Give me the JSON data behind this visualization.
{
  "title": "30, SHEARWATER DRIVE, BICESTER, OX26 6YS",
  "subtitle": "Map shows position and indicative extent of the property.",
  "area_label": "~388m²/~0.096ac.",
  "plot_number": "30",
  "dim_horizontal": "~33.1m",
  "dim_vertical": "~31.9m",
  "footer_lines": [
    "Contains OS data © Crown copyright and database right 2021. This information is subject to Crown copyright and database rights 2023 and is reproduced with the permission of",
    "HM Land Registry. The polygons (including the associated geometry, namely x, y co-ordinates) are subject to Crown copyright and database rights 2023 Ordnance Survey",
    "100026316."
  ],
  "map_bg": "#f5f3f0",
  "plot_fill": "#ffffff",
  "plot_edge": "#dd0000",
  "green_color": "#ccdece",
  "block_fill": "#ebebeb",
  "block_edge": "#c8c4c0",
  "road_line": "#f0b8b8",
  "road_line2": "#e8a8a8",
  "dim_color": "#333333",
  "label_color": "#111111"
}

○ ○ ○ ○

-- WORK REQUIRED --
Print every record above exactly as written.

-- RESULT OF THE EXERCISE --
Give me the JSON data behind this visualization.
{
  "title": "30, SHEARWATER DRIVE, BICESTER, OX26 6YS",
  "subtitle": "Map shows position and indicative extent of the property.",
  "area_label": "~388m²/~0.096ac.",
  "plot_number": "30",
  "dim_horizontal": "~33.1m",
  "dim_vertical": "~31.9m",
  "footer_lines": [
    "Contains OS data © Crown copyright and database right 2021. This information is subject to Crown copyright and database rights 2023 and is reproduced with the permission of",
    "HM Land Registry. The polygons (including the associated geometry, namely x, y co-ordinates) are subject to Crown copyright and database rights 2023 Ordnance Survey",
    "100026316."
  ],
  "map_bg": "#f5f3f0",
  "plot_fill": "#ffffff",
  "plot_edge": "#dd0000",
  "green_color": "#ccdece",
  "block_fill": "#ebebeb",
  "block_edge": "#c8c4c0",
  "road_line": "#f0b8b8",
  "road_line2": "#e8a8a8",
  "dim_color": "#333333",
  "label_color": "#111111"
}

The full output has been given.